▶ _Objective_
Write the listing below out again exactly, dropping the images.

▶ _Records for this task_
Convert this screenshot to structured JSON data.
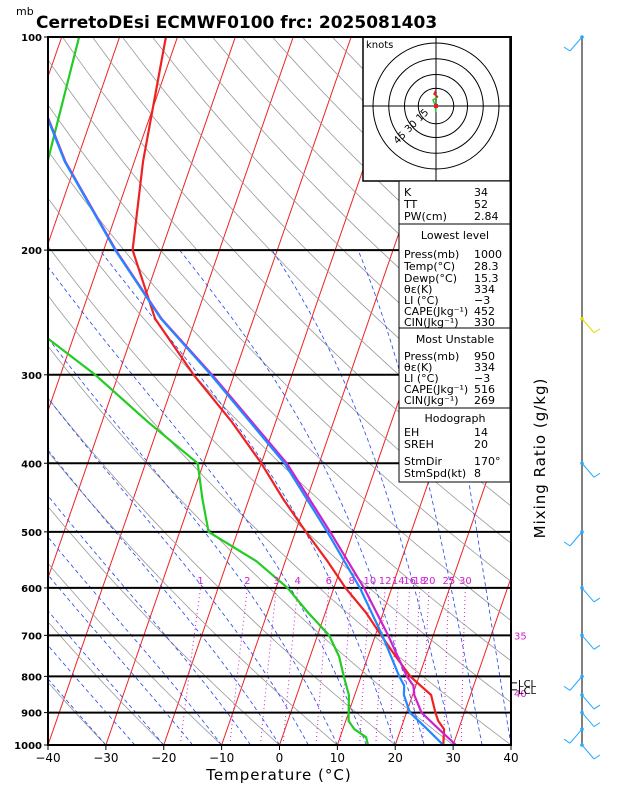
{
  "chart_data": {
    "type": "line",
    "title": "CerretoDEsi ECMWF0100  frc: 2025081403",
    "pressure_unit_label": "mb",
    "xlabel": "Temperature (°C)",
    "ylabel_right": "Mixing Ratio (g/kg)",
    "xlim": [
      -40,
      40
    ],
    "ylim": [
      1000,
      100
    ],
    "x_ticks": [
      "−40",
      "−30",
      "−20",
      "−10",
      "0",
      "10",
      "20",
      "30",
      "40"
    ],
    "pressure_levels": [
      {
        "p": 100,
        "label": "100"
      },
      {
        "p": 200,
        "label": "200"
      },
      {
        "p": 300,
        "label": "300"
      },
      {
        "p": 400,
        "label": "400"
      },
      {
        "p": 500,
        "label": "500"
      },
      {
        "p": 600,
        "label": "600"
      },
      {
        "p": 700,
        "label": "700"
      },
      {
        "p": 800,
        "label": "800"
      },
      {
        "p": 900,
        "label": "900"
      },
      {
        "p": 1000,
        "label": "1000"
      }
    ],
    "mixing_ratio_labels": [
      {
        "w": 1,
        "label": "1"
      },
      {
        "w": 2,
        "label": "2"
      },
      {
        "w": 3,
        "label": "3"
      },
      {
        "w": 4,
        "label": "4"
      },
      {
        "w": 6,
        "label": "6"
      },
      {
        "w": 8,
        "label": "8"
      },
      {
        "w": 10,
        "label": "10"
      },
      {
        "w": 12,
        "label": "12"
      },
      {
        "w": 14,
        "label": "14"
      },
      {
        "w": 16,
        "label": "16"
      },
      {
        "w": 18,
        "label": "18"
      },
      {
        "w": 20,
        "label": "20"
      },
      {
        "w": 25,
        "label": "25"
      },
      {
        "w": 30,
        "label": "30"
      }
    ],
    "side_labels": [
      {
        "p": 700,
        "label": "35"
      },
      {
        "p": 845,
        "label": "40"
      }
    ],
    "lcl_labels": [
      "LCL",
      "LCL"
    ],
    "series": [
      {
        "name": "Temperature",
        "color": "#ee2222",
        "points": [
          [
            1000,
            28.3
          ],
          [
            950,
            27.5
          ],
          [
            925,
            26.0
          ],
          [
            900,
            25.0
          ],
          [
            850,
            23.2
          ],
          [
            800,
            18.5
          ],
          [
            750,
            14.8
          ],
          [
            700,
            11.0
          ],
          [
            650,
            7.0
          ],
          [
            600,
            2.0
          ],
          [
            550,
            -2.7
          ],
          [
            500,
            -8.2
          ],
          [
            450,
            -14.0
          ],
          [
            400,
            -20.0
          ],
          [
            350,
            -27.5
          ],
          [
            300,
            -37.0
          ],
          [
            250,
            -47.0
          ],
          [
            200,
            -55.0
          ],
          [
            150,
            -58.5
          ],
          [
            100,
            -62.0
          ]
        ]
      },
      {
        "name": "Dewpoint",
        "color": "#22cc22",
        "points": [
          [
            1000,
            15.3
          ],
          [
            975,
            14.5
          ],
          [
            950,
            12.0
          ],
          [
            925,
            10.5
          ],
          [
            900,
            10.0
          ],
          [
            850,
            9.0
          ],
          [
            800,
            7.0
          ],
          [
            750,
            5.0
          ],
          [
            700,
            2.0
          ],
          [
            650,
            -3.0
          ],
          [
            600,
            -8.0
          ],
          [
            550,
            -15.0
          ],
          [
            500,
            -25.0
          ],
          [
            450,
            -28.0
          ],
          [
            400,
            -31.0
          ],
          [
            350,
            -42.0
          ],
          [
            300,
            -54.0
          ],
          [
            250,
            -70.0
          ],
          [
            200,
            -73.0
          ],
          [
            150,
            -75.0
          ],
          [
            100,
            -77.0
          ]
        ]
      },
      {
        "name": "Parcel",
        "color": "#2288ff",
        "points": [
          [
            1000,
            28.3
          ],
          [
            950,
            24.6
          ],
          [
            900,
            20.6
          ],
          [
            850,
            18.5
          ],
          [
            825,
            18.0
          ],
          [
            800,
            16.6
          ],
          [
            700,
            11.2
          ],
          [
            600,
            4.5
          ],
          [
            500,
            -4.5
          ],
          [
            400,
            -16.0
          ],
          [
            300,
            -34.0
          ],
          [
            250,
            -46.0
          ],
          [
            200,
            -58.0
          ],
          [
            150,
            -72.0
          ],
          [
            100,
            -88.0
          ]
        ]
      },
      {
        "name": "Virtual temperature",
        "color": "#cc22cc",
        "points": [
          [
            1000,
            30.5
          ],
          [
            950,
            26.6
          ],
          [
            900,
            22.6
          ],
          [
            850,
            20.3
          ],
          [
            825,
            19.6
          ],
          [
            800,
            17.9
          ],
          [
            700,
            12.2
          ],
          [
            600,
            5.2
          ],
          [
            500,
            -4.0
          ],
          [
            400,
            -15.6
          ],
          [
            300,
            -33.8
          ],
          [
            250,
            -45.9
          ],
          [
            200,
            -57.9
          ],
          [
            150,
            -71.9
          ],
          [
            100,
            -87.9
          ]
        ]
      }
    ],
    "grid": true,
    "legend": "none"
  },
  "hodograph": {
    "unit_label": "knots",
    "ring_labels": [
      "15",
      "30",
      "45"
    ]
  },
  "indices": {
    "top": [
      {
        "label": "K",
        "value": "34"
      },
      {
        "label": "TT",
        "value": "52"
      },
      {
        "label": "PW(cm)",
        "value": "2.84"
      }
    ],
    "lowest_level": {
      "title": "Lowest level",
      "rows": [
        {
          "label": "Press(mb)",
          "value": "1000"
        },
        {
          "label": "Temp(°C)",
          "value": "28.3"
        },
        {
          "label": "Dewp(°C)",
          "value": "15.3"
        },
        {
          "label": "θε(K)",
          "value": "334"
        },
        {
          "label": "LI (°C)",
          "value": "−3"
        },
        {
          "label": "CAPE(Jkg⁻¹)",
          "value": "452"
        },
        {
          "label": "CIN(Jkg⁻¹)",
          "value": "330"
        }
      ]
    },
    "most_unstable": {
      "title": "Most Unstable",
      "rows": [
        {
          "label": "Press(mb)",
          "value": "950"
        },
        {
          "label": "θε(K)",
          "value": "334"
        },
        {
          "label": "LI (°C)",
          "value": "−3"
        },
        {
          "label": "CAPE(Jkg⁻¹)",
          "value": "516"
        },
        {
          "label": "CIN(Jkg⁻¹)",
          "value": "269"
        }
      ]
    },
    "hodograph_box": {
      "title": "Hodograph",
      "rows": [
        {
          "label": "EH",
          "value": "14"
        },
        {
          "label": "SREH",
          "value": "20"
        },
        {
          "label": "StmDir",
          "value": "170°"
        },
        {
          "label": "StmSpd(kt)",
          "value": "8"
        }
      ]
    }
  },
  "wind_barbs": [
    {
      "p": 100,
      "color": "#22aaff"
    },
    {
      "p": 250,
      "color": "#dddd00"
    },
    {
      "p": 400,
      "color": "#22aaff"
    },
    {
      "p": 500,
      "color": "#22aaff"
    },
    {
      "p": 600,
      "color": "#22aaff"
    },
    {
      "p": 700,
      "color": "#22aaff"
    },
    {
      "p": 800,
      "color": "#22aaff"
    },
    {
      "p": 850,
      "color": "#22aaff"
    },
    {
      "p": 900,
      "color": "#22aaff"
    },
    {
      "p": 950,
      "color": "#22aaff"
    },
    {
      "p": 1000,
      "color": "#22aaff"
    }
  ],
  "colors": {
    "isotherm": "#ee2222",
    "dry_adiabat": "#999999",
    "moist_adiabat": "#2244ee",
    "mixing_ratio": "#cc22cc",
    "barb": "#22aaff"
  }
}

▶ _The response_
Convert this screenshot to structured JSON data.
{
  "chart_data": {
    "type": "line",
    "title": "CerretoDEsi ECMWF0100  frc: 2025081403",
    "pressure_unit_label": "mb",
    "xlabel": "Temperature (°C)",
    "ylabel_right": "Mixing Ratio (g/kg)",
    "xlim": [
      -40,
      40
    ],
    "ylim": [
      1000,
      100
    ],
    "x_ticks": [
      "−40",
      "−30",
      "−20",
      "−10",
      "0",
      "10",
      "20",
      "30",
      "40"
    ],
    "pressure_levels": [
      {
        "p": 100,
        "label": "100"
      },
      {
        "p": 200,
        "label": "200"
      },
      {
        "p": 300,
        "label": "300"
      },
      {
        "p": 400,
        "label": "400"
      },
      {
        "p": 500,
        "label": "500"
      },
      {
        "p": 600,
        "label": "600"
      },
      {
        "p": 700,
        "label": "700"
      },
      {
        "p": 800,
        "label": "800"
      },
      {
        "p": 900,
        "label": "900"
      },
      {
        "p": 1000,
        "label": "1000"
      }
    ],
    "mixing_ratio_labels": [
      {
        "w": 1,
        "label": "1"
      },
      {
        "w": 2,
        "label": "2"
      },
      {
        "w": 3,
        "label": "3"
      },
      {
        "w": 4,
        "label": "4"
      },
      {
        "w": 6,
        "label": "6"
      },
      {
        "w": 8,
        "label": "8"
      },
      {
        "w": 10,
        "label": "10"
      },
      {
        "w": 12,
        "label": "12"
      },
      {
        "w": 14,
        "label": "14"
      },
      {
        "w": 16,
        "label": "16"
      },
      {
        "w": 18,
        "label": "18"
      },
      {
        "w": 20,
        "label": "20"
      },
      {
        "w": 25,
        "label": "25"
      },
      {
        "w": 30,
        "label": "30"
      }
    ],
    "side_labels": [
      {
        "p": 700,
        "label": "35"
      },
      {
        "p": 845,
        "label": "40"
      }
    ],
    "lcl_labels": [
      "LCL",
      "LCL"
    ],
    "series": [
      {
        "name": "Temperature",
        "color": "#ee2222",
        "points": [
          [
            1000,
            28.3
          ],
          [
            950,
            27.5
          ],
          [
            925,
            26.0
          ],
          [
            900,
            25.0
          ],
          [
            850,
            23.2
          ],
          [
            800,
            18.5
          ],
          [
            750,
            14.8
          ],
          [
            700,
            11.0
          ],
          [
            650,
            7.0
          ],
          [
            600,
            2.0
          ],
          [
            550,
            -2.7
          ],
          [
            500,
            -8.2
          ],
          [
            450,
            -14.0
          ],
          [
            400,
            -20.0
          ],
          [
            350,
            -27.5
          ],
          [
            300,
            -37.0
          ],
          [
            250,
            -47.0
          ],
          [
            200,
            -55.0
          ],
          [
            150,
            -58.5
          ],
          [
            100,
            -62.0
          ]
        ]
      },
      {
        "name": "Dewpoint",
        "color": "#22cc22",
        "points": [
          [
            1000,
            15.3
          ],
          [
            975,
            14.5
          ],
          [
            950,
            12.0
          ],
          [
            925,
            10.5
          ],
          [
            900,
            10.0
          ],
          [
            850,
            9.0
          ],
          [
            800,
            7.0
          ],
          [
            750,
            5.0
          ],
          [
            700,
            2.0
          ],
          [
            650,
            -3.0
          ],
          [
            600,
            -8.0
          ],
          [
            550,
            -15.0
          ],
          [
            500,
            -25.0
          ],
          [
            450,
            -28.0
          ],
          [
            400,
            -31.0
          ],
          [
            350,
            -42.0
          ],
          [
            300,
            -54.0
          ],
          [
            250,
            -70.0
          ],
          [
            200,
            -73.0
          ],
          [
            150,
            -75.0
          ],
          [
            100,
            -77.0
          ]
        ]
      },
      {
        "name": "Parcel",
        "color": "#2288ff",
        "points": [
          [
            1000,
            28.3
          ],
          [
            950,
            24.6
          ],
          [
            900,
            20.6
          ],
          [
            850,
            18.5
          ],
          [
            825,
            18.0
          ],
          [
            800,
            16.6
          ],
          [
            700,
            11.2
          ],
          [
            600,
            4.5
          ],
          [
            500,
            -4.5
          ],
          [
            400,
            -16.0
          ],
          [
            300,
            -34.0
          ],
          [
            250,
            -46.0
          ],
          [
            200,
            -58.0
          ],
          [
            150,
            -72.0
          ],
          [
            100,
            -88.0
          ]
        ]
      },
      {
        "name": "Virtual temperature",
        "color": "#cc22cc",
        "points": [
          [
            1000,
            30.5
          ],
          [
            950,
            26.6
          ],
          [
            900,
            22.6
          ],
          [
            850,
            20.3
          ],
          [
            825,
            19.6
          ],
          [
            800,
            17.9
          ],
          [
            700,
            12.2
          ],
          [
            600,
            5.2
          ],
          [
            500,
            -4.0
          ],
          [
            400,
            -15.6
          ],
          [
            300,
            -33.8
          ],
          [
            250,
            -45.9
          ],
          [
            200,
            -57.9
          ],
          [
            150,
            -71.9
          ],
          [
            100,
            -87.9
          ]
        ]
      }
    ],
    "grid": true,
    "legend": "none"
  },
  "hodograph": {
    "unit_label": "knots",
    "ring_labels": [
      "15",
      "30",
      "45"
    ]
  },
  "indices": {
    "top": [
      {
        "label": "K",
        "value": "34"
      },
      {
        "label": "TT",
        "value": "52"
      },
      {
        "label": "PW(cm)",
        "value": "2.84"
      }
    ],
    "lowest_level": {
      "title": "Lowest level",
      "rows": [
        {
          "label": "Press(mb)",
          "value": "1000"
        },
        {
          "label": "Temp(°C)",
          "value": "28.3"
        },
        {
          "label": "Dewp(°C)",
          "value": "15.3"
        },
        {
          "label": "θε(K)",
          "value": "334"
        },
        {
          "label": "LI (°C)",
          "value": "−3"
        },
        {
          "label": "CAPE(Jkg⁻¹)",
          "value": "452"
        },
        {
          "label": "CIN(Jkg⁻¹)",
          "value": "330"
        }
      ]
    },
    "most_unstable": {
      "title": "Most Unstable",
      "rows": [
        {
          "label": "Press(mb)",
          "value": "950"
        },
        {
          "label": "θε(K)",
          "value": "334"
        },
        {
          "label": "LI (°C)",
          "value": "−3"
        },
        {
          "label": "CAPE(Jkg⁻¹)",
          "value": "516"
        },
        {
          "label": "CIN(Jkg⁻¹)",
          "value": "269"
        }
      ]
    },
    "hodograph_box": {
      "title": "Hodograph",
      "rows": [
        {
          "label": "EH",
          "value": "14"
        },
        {
          "label": "SREH",
          "value": "20"
        },
        {
          "label": "StmDir",
          "value": "170°"
        },
        {
          "label": "StmSpd(kt)",
          "value": "8"
        }
      ]
    }
  },
  "wind_barbs": [
    {
      "p": 100,
      "color": "#22aaff"
    },
    {
      "p": 250,
      "color": "#dddd00"
    },
    {
      "p": 400,
      "color": "#22aaff"
    },
    {
      "p": 500,
      "color": "#22aaff"
    },
    {
      "p": 600,
      "color": "#22aaff"
    },
    {
      "p": 700,
      "color": "#22aaff"
    },
    {
      "p": 800,
      "color": "#22aaff"
    },
    {
      "p": 850,
      "color": "#22aaff"
    },
    {
      "p": 900,
      "color": "#22aaff"
    },
    {
      "p": 950,
      "color": "#22aaff"
    },
    {
      "p": 1000,
      "color": "#22aaff"
    }
  ],
  "colors": {
    "isotherm": "#ee2222",
    "dry_adiabat": "#999999",
    "moist_adiabat": "#2244ee",
    "mixing_ratio": "#cc22cc",
    "barb": "#22aaff"
  }
}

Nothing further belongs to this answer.